**Material supplied**:
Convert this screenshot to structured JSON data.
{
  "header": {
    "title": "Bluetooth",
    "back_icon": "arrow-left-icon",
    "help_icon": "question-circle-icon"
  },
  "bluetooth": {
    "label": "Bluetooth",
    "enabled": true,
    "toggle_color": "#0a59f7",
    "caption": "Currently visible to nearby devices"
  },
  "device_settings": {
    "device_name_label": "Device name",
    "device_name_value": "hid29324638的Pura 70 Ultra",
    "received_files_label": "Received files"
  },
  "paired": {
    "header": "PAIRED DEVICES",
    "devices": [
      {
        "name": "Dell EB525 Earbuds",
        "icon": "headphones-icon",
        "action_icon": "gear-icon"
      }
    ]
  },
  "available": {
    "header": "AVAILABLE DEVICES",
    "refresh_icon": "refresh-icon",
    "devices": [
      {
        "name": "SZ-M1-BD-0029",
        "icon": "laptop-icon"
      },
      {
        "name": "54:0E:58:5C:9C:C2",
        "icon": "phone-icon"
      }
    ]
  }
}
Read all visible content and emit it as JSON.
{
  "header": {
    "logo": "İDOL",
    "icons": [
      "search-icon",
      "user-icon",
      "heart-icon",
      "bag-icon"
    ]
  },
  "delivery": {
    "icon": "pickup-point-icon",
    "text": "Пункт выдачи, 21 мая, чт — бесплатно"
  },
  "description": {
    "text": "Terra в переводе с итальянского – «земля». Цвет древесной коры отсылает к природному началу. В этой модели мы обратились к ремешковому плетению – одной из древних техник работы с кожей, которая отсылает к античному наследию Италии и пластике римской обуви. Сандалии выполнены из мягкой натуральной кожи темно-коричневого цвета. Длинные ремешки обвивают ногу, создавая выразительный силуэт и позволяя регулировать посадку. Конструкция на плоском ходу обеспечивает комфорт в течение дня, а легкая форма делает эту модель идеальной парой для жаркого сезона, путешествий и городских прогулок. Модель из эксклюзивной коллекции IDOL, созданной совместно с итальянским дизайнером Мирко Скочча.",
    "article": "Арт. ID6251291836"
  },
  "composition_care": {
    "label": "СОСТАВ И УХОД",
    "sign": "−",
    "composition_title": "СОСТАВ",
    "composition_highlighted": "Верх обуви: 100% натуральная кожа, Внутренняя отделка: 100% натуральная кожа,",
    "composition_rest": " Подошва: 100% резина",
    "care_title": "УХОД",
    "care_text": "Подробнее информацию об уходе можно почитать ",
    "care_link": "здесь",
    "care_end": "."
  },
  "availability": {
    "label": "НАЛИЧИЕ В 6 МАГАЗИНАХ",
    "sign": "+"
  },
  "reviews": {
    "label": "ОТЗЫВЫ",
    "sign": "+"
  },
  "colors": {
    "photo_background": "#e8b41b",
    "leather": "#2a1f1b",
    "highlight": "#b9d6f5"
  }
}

**Instructions to follow**: Above are the records. Copy every line in them holding "header".

**Task response**:
  "header": {
    "header": "PAIRED DEVICES",
    "header": "AVAILABLE DEVICES",
  "header": {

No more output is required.